What this task involves:
Search the records for "immer". Copy every line where it appears.

Records provided:

────────────────

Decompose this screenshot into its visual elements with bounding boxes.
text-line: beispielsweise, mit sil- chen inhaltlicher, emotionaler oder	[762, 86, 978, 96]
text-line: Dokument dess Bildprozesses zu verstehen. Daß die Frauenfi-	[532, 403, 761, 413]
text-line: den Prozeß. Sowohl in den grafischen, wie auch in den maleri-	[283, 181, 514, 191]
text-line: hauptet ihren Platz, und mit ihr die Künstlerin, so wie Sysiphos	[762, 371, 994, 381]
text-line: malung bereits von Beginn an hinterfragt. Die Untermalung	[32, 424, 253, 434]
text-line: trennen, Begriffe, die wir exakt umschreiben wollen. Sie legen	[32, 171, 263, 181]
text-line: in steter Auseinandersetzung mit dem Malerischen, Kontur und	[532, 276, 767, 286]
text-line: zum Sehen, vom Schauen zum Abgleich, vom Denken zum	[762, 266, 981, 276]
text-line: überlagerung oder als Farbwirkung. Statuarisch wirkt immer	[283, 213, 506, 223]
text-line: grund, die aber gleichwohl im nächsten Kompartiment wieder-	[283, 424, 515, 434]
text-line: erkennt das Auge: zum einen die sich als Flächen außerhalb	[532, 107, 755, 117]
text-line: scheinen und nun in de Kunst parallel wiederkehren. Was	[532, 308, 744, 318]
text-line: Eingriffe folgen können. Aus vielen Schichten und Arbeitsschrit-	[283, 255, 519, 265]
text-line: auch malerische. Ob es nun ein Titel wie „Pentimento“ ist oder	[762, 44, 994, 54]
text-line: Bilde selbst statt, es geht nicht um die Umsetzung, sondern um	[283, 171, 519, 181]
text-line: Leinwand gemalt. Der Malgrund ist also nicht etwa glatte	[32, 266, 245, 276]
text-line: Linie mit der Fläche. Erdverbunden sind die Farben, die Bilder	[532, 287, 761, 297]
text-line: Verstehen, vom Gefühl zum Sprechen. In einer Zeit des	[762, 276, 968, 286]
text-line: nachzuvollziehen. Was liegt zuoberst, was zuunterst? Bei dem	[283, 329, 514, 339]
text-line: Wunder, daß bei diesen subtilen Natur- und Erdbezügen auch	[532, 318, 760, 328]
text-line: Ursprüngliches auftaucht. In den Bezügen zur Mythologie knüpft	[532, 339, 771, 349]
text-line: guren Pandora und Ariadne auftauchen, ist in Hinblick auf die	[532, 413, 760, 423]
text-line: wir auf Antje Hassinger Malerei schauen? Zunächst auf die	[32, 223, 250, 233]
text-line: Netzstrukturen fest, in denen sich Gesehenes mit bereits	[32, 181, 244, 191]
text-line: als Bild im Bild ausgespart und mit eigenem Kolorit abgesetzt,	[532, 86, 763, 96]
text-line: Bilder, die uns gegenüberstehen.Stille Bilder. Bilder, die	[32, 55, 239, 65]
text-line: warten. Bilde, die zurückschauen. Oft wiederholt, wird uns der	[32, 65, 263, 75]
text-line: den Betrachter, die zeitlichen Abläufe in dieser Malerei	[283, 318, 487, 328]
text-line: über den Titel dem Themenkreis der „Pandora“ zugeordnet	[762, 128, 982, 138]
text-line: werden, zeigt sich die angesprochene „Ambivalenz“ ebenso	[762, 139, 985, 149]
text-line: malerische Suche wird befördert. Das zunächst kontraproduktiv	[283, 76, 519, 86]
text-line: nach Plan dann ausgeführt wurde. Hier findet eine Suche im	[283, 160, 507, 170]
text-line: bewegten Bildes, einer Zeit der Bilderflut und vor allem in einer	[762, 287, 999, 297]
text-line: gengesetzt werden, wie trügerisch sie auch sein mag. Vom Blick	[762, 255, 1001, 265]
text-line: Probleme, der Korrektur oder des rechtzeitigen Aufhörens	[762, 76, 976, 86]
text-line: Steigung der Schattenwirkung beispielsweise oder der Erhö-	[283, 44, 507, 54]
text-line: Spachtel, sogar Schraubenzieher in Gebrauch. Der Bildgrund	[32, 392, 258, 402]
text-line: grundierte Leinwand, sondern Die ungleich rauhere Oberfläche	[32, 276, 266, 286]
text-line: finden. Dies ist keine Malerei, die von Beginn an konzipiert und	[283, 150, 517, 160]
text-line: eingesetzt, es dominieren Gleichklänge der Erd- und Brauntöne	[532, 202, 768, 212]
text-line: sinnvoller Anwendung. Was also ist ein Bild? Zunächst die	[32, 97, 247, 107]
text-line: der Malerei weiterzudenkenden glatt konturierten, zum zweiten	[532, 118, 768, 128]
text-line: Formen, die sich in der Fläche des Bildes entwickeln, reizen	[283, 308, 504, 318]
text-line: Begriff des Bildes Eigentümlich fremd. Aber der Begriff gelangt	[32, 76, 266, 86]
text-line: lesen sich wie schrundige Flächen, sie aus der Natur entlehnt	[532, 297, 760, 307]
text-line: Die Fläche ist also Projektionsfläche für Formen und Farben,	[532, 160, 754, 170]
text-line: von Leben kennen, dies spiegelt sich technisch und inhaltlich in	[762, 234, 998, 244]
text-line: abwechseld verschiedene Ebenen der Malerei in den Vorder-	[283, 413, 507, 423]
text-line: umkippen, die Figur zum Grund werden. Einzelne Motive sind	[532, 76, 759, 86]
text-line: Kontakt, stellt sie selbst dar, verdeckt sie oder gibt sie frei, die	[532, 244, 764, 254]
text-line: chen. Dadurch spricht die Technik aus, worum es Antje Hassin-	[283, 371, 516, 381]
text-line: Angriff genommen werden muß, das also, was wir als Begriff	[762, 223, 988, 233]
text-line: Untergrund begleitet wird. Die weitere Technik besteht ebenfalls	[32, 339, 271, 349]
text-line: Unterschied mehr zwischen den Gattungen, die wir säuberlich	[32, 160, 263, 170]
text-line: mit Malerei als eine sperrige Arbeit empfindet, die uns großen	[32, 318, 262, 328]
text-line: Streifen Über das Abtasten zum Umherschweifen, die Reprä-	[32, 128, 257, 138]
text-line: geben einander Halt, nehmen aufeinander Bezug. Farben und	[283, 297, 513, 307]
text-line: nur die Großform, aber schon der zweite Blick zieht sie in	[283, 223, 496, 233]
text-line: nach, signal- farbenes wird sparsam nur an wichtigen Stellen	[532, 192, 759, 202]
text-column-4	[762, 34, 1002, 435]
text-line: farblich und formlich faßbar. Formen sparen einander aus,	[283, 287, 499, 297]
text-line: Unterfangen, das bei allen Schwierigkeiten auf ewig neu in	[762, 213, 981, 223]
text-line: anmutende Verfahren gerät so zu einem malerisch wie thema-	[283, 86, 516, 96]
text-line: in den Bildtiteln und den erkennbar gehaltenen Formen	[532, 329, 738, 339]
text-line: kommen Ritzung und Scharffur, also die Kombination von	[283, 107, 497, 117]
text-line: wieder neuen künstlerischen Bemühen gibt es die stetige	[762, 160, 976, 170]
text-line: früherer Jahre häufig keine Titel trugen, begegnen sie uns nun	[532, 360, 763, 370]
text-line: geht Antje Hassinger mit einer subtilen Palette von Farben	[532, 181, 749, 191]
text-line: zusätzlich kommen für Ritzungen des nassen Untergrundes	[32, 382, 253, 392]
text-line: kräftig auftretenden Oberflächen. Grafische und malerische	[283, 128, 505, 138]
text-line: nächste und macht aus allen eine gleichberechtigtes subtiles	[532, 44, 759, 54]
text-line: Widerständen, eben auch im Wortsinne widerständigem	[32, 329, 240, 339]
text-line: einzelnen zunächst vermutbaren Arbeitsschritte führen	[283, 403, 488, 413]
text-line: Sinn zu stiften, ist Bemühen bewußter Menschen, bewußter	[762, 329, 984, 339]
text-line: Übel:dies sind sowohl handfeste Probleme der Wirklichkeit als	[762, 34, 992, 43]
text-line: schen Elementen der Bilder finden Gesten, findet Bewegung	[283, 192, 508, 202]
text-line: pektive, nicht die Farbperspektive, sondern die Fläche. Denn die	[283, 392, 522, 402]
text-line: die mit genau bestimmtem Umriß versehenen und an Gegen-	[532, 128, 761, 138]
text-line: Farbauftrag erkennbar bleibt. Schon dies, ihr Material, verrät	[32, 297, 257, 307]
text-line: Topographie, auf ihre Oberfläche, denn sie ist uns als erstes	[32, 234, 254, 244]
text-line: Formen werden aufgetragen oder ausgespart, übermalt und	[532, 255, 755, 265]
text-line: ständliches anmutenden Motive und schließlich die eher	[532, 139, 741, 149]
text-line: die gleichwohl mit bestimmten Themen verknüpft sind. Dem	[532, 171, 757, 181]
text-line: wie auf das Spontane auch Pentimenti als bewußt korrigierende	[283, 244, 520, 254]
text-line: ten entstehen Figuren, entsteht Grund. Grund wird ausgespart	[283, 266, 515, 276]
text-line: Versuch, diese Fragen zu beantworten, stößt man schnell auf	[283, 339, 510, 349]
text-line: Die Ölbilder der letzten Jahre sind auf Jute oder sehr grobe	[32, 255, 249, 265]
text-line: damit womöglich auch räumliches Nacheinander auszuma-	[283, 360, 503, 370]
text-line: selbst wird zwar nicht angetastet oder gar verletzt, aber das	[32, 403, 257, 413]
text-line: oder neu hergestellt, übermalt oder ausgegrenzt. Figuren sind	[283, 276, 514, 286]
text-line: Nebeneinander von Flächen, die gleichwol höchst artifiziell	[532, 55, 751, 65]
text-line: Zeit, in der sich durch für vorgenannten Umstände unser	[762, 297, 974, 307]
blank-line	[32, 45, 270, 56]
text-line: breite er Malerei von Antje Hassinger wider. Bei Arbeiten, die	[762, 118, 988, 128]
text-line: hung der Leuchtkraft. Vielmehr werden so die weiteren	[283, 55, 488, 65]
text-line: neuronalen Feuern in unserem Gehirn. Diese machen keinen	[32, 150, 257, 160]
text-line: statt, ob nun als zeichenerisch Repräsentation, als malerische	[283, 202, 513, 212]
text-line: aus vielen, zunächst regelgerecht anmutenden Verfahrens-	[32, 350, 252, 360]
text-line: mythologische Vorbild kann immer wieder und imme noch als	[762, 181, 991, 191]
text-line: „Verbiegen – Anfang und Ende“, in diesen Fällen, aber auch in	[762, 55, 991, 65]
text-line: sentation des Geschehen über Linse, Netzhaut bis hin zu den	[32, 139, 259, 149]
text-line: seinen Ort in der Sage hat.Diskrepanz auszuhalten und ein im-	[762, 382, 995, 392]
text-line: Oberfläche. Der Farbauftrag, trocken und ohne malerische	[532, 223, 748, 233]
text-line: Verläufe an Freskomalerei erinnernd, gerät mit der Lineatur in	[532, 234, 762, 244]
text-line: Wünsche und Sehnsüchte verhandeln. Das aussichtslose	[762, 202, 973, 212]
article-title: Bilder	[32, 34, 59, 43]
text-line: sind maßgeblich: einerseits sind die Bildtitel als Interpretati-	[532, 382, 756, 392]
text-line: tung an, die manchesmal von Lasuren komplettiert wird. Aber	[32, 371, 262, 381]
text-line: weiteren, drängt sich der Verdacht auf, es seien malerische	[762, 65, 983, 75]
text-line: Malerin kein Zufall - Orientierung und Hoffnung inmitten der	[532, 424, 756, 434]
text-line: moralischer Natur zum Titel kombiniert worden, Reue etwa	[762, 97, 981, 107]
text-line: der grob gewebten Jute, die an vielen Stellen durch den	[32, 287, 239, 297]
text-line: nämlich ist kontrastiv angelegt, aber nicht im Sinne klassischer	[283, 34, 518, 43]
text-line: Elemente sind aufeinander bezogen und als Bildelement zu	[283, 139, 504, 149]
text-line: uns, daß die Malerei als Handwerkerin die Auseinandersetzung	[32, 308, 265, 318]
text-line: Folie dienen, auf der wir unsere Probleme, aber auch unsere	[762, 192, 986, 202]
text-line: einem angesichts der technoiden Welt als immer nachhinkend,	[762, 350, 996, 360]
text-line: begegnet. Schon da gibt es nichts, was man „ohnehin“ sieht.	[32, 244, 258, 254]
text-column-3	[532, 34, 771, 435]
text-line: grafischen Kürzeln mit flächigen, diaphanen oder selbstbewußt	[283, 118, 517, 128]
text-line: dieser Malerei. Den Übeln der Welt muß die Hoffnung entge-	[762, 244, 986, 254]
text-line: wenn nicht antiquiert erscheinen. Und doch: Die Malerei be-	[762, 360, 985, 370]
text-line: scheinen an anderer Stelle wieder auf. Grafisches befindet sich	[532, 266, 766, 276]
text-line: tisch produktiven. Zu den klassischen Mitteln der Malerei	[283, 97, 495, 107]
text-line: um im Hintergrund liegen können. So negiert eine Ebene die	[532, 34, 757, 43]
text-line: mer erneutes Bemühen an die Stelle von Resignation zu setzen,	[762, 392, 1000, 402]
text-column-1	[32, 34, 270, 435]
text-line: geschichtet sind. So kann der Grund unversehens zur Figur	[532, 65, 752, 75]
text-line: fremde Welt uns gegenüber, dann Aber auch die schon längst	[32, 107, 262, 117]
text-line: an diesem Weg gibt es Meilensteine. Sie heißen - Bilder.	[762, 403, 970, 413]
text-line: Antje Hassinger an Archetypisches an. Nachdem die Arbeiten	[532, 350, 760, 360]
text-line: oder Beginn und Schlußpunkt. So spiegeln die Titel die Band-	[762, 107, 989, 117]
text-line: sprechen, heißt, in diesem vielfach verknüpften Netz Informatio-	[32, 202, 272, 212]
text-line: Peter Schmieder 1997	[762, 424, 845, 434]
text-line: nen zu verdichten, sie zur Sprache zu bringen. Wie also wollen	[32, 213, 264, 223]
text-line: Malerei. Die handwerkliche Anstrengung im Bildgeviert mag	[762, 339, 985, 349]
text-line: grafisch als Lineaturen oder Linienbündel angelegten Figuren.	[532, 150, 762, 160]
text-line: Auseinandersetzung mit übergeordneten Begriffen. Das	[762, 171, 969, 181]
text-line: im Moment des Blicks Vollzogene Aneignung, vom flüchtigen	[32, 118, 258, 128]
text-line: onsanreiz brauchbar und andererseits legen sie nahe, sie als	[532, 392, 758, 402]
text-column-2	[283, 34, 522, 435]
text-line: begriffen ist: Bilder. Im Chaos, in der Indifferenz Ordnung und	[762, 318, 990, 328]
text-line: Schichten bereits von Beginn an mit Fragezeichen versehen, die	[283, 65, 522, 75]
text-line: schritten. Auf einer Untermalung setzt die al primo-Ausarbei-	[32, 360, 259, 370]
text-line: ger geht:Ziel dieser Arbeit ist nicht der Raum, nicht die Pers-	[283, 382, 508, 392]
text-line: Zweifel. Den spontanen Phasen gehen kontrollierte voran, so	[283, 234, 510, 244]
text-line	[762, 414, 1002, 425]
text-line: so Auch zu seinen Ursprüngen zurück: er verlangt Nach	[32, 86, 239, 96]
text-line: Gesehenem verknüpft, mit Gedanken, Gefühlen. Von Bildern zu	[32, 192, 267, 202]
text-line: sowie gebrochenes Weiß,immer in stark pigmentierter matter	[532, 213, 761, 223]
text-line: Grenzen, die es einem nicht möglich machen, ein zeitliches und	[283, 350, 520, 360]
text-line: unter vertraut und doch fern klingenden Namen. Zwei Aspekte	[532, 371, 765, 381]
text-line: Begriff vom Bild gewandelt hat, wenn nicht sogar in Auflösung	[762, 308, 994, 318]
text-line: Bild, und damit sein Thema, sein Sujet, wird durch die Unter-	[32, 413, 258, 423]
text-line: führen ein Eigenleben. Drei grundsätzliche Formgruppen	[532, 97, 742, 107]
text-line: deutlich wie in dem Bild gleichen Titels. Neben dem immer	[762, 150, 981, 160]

────────────────

Response:
text-line: überlagerung oder als Farbwirkung. Statuarisch wirkt immer	[283, 213, 506, 223]
text-line: mythologische Vorbild kann immer wieder und imme noch als	[762, 181, 991, 191]
text-line: einem angesichts der technoiden Welt als immer nachhinkend,	[762, 350, 996, 360]
text-line: sowie gebrochenes Weiß,immer in stark pigmentierter matter	[532, 213, 761, 223]
text-line: deutlich wie in dem Bild gleichen Titels. Neben dem immer	[762, 150, 981, 160]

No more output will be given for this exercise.